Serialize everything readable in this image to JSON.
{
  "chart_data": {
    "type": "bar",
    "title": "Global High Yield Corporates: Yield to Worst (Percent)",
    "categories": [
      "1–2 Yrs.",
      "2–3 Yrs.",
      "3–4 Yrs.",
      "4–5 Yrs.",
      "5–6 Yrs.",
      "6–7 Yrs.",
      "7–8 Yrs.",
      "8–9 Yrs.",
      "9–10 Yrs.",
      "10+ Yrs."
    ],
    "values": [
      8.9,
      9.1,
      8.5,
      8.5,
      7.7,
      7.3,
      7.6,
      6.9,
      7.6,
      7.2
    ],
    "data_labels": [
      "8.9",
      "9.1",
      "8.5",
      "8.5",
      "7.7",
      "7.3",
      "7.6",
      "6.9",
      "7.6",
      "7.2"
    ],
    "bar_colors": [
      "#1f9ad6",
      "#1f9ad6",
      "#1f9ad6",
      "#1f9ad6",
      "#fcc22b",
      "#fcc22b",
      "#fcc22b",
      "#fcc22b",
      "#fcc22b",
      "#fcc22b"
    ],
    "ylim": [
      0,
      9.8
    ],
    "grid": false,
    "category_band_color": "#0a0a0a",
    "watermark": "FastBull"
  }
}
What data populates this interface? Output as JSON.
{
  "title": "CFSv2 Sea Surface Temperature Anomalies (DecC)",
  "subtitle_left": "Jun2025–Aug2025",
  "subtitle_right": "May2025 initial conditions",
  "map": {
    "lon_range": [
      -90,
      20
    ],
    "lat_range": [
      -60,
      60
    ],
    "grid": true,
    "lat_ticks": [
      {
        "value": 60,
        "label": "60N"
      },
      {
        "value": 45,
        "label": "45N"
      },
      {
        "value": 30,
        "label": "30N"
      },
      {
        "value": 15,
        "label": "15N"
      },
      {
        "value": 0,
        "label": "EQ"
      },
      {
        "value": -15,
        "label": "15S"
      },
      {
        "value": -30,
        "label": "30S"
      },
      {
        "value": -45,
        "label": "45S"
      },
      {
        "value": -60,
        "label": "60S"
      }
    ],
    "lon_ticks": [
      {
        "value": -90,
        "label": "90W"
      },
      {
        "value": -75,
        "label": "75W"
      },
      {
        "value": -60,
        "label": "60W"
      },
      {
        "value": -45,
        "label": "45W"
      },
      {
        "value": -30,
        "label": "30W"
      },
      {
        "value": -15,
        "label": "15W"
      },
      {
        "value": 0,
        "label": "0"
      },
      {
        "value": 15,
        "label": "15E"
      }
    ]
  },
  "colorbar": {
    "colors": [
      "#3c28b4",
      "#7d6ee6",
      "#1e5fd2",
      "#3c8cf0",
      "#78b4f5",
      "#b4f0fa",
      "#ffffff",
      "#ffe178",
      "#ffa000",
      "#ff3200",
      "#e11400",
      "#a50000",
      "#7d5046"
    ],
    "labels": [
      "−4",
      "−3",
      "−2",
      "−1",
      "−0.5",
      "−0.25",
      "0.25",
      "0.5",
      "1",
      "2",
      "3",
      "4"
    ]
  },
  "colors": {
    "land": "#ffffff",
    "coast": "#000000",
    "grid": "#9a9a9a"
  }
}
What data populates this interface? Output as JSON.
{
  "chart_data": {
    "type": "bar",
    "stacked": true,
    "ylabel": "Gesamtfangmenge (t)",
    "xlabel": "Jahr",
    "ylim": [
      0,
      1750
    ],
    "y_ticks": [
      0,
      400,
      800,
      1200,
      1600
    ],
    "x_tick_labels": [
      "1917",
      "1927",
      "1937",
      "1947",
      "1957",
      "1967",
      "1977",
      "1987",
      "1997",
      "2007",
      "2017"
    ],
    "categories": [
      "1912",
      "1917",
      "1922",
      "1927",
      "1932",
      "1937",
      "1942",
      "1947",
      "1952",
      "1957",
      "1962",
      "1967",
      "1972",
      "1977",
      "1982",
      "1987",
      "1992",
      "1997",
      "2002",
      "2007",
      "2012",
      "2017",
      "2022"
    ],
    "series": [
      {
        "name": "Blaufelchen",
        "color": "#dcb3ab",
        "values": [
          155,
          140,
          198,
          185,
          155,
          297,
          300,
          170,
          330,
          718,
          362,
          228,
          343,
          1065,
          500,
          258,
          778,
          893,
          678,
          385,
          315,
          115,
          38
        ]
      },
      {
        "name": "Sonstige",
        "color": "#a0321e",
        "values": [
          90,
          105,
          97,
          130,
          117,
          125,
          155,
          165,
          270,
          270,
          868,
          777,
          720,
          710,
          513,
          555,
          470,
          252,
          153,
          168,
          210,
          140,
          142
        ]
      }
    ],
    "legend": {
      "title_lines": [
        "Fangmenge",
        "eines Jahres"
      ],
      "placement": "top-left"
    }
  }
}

### [GOAL OF THE EXERCISE]
Go through the records above and set each one down exactly, please.

### [THE SOLUTION]
Serialize everything readable in this image to JSON.
{
  "chart_data": {
    "type": "bar",
    "title": "Global High Yield Corporates: Yield to Worst (Percent)",
    "categories": [
      "1–2 Yrs.",
      "2–3 Yrs.",
      "3–4 Yrs.",
      "4–5 Yrs.",
      "5–6 Yrs.",
      "6–7 Yrs.",
      "7–8 Yrs.",
      "8–9 Yrs.",
      "9–10 Yrs.",
      "10+ Yrs."
    ],
    "values": [
      8.9,
      9.1,
      8.5,
      8.5,
      7.7,
      7.3,
      7.6,
      6.9,
      7.6,
      7.2
    ],
    "data_labels": [
      "8.9",
      "9.1",
      "8.5",
      "8.5",
      "7.7",
      "7.3",
      "7.6",
      "6.9",
      "7.6",
      "7.2"
    ],
    "bar_colors": [
      "#1f9ad6",
      "#1f9ad6",
      "#1f9ad6",
      "#1f9ad6",
      "#fcc22b",
      "#fcc22b",
      "#fcc22b",
      "#fcc22b",
      "#fcc22b",
      "#fcc22b"
    ],
    "ylim": [
      0,
      9.8
    ],
    "grid": false,
    "category_band_color": "#0a0a0a",
    "watermark": "FastBull"
  }
}
What data populates this interface? Output as JSON.
{
  "title": "CFSv2 Sea Surface Temperature Anomalies (DecC)",
  "subtitle_left": "Jun2025–Aug2025",
  "subtitle_right": "May2025 initial conditions",
  "map": {
    "lon_range": [
      -90,
      20
    ],
    "lat_range": [
      -60,
      60
    ],
    "grid": true,
    "lat_ticks": [
      {
        "value": 60,
        "label": "60N"
      },
      {
        "value": 45,
        "label": "45N"
      },
      {
        "value": 30,
        "label": "30N"
      },
      {
        "value": 15,
        "label": "15N"
      },
      {
        "value": 0,
        "label": "EQ"
      },
      {
        "value": -15,
        "label": "15S"
      },
      {
        "value": -30,
        "label": "30S"
      },
      {
        "value": -45,
        "label": "45S"
      },
      {
        "value": -60,
        "label": "60S"
      }
    ],
    "lon_ticks": [
      {
        "value": -90,
        "label": "90W"
      },
      {
        "value": -75,
        "label": "75W"
      },
      {
        "value": -60,
        "label": "60W"
      },
      {
        "value": -45,
        "label": "45W"
      },
      {
        "value": -30,
        "label": "30W"
      },
      {
        "value": -15,
        "label": "15W"
      },
      {
        "value": 0,
        "label": "0"
      },
      {
        "value": 15,
        "label": "15E"
      }
    ]
  },
  "colorbar": {
    "colors": [
      "#3c28b4",
      "#7d6ee6",
      "#1e5fd2",
      "#3c8cf0",
      "#78b4f5",
      "#b4f0fa",
      "#ffffff",
      "#ffe178",
      "#ffa000",
      "#ff3200",
      "#e11400",
      "#a50000",
      "#7d5046"
    ],
    "labels": [
      "−4",
      "−3",
      "−2",
      "−1",
      "−0.5",
      "−0.25",
      "0.25",
      "0.5",
      "1",
      "2",
      "3",
      "4"
    ]
  },
  "colors": {
    "land": "#ffffff",
    "coast": "#000000",
    "grid": "#9a9a9a"
  }
}
What data populates this interface? Output as JSON.
{
  "chart_data": {
    "type": "bar",
    "stacked": true,
    "ylabel": "Gesamtfangmenge (t)",
    "xlabel": "Jahr",
    "ylim": [
      0,
      1750
    ],
    "y_ticks": [
      0,
      400,
      800,
      1200,
      1600
    ],
    "x_tick_labels": [
      "1917",
      "1927",
      "1937",
      "1947",
      "1957",
      "1967",
      "1977",
      "1987",
      "1997",
      "2007",
      "2017"
    ],
    "categories": [
      "1912",
      "1917",
      "1922",
      "1927",
      "1932",
      "1937",
      "1942",
      "1947",
      "1952",
      "1957",
      "1962",
      "1967",
      "1972",
      "1977",
      "1982",
      "1987",
      "1992",
      "1997",
      "2002",
      "2007",
      "2012",
      "2017",
      "2022"
    ],
    "series": [
      {
        "name": "Blaufelchen",
        "color": "#dcb3ab",
        "values": [
          155,
          140,
          198,
          185,
          155,
          297,
          300,
          170,
          330,
          718,
          362,
          228,
          343,
          1065,
          500,
          258,
          778,
          893,
          678,
          385,
          315,
          115,
          38
        ]
      },
      {
        "name": "Sonstige",
        "color": "#a0321e",
        "values": [
          90,
          105,
          97,
          130,
          117,
          125,
          155,
          165,
          270,
          270,
          868,
          777,
          720,
          710,
          513,
          555,
          470,
          252,
          153,
          168,
          210,
          140,
          142
        ]
      }
    ],
    "legend": {
      "title_lines": [
        "Fangmenge",
        "eines Jahres"
      ],
      "placement": "top-left"
    }
  }
}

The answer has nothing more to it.